= PROBLEM =
Find the lines below that contain the string "activos". Copy each one.

= TASK DATA =
————
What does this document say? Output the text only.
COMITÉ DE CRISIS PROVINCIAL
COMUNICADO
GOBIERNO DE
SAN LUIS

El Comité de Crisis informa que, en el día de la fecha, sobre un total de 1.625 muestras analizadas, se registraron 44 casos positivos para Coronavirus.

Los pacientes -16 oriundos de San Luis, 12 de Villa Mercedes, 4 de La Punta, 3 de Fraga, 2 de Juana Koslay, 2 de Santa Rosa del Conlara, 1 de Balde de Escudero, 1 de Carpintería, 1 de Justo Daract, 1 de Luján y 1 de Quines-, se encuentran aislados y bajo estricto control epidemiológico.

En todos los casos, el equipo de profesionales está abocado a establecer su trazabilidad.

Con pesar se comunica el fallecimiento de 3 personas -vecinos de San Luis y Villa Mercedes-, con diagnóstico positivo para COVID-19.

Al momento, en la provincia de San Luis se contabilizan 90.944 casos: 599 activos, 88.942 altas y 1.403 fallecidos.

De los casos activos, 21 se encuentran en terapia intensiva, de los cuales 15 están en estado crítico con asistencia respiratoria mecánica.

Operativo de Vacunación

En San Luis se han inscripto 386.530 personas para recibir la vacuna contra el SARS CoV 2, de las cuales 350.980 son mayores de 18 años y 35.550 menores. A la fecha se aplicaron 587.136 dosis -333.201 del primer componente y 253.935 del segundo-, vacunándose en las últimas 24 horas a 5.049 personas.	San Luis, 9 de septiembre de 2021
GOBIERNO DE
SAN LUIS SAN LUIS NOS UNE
————
= EXERCISE OUTPUT =
Al momento, en la provincia de San Luis se contabilizan 90.944 casos: 599 activos, 88.942 altas y 1.403 fallecidos.
De los casos activos, 21 se encuentran en terapia intensiva, de los cuales 15 están en estado crítico con asistencia respiratoria mecánica.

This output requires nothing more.